Check each line of the material below for "Giovanni", then copy the ones that contain it.

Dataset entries
[start]

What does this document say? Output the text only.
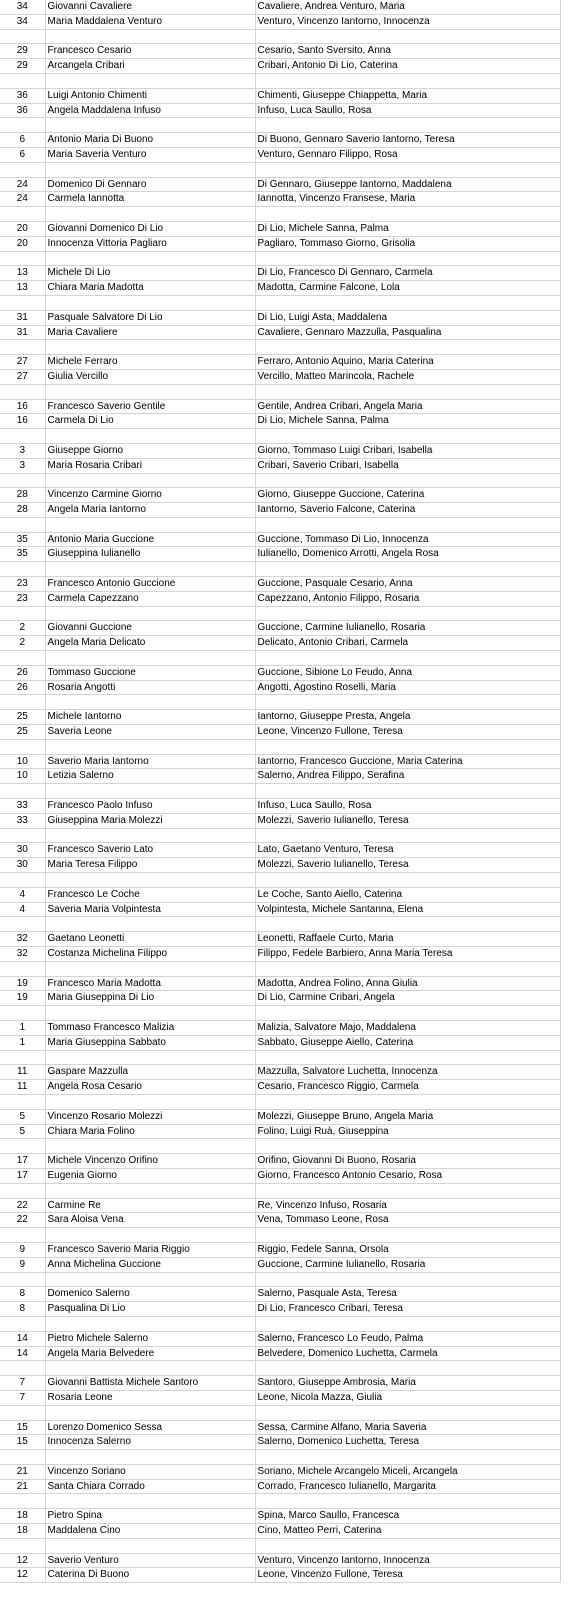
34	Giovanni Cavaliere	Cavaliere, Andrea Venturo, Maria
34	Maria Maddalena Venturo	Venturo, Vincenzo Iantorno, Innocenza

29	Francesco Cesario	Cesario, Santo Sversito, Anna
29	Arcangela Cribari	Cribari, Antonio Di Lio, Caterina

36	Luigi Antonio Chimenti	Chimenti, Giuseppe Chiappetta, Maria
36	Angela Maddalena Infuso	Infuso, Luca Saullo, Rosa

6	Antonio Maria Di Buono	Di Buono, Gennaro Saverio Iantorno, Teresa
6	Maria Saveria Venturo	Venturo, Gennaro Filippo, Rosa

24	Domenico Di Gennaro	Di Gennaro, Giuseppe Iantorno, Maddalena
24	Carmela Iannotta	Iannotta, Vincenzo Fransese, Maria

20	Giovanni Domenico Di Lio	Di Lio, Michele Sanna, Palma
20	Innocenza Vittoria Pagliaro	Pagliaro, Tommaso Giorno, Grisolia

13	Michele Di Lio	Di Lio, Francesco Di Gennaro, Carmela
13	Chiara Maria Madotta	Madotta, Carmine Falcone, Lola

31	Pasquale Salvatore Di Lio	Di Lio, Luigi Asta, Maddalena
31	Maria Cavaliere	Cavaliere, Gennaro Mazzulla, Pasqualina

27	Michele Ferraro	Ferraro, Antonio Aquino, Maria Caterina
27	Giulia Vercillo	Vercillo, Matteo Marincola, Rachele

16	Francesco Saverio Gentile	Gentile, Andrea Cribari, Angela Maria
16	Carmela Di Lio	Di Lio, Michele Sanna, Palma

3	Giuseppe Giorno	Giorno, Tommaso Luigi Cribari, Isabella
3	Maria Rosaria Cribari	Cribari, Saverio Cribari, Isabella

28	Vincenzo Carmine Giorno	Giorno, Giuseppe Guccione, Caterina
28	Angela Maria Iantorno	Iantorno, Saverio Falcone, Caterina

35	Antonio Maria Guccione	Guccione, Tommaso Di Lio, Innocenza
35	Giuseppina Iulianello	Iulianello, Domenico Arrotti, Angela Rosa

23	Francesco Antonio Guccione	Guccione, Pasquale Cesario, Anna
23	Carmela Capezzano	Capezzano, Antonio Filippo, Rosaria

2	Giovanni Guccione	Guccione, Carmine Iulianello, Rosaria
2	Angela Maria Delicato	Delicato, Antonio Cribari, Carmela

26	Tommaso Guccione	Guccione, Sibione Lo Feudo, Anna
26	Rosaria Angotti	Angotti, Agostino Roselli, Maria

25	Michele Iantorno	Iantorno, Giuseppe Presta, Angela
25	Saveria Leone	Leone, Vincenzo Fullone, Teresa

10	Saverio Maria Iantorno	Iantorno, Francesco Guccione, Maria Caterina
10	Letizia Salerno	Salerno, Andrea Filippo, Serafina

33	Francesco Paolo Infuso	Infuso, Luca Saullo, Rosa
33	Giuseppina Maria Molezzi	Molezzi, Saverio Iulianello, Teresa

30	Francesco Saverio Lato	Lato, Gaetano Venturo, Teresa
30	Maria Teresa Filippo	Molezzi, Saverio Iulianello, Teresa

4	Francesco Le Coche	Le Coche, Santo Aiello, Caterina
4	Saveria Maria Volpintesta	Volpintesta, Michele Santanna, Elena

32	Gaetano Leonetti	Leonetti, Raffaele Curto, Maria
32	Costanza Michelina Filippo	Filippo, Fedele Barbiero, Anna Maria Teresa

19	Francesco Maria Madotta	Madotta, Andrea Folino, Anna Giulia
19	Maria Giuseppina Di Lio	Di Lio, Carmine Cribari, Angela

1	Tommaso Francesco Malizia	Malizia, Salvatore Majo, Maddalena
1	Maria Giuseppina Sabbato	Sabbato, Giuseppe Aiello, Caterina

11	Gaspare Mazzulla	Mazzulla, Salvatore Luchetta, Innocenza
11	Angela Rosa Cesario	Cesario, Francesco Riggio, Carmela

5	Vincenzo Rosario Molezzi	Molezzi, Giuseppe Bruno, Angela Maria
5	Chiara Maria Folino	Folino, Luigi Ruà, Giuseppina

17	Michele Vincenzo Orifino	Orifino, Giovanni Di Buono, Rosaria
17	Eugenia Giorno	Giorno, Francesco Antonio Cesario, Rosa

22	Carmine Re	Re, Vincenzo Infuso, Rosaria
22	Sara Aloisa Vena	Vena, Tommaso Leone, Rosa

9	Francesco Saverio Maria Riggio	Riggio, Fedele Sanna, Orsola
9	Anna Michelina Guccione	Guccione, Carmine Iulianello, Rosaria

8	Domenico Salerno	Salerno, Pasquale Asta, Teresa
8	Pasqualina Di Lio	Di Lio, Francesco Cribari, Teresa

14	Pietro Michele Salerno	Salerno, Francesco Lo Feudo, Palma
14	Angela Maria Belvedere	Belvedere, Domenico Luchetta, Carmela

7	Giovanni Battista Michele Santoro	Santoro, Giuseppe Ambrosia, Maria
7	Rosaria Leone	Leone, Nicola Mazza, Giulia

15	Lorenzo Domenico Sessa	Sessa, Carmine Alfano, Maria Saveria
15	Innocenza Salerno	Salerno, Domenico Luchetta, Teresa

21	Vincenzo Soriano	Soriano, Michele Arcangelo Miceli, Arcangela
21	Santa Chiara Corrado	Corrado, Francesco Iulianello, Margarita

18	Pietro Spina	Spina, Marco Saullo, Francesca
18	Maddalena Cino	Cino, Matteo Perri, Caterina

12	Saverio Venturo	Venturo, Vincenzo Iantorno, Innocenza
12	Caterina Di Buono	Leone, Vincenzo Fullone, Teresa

[end]

▸ **Output**
34	Giovanni Cavaliere	Cavaliere, Andrea Venturo, Maria
20	Giovanni Domenico Di Lio	Di Lio, Michele Sanna, Palma
2	Giovanni Guccione	Guccione, Carmine Iulianello, Rosaria
17	Michele Vincenzo Orifino	Orifino, Giovanni Di Buono, Rosaria
7	Giovanni Battista Michele Santoro	Santoro, Giuseppe Ambrosia, Maria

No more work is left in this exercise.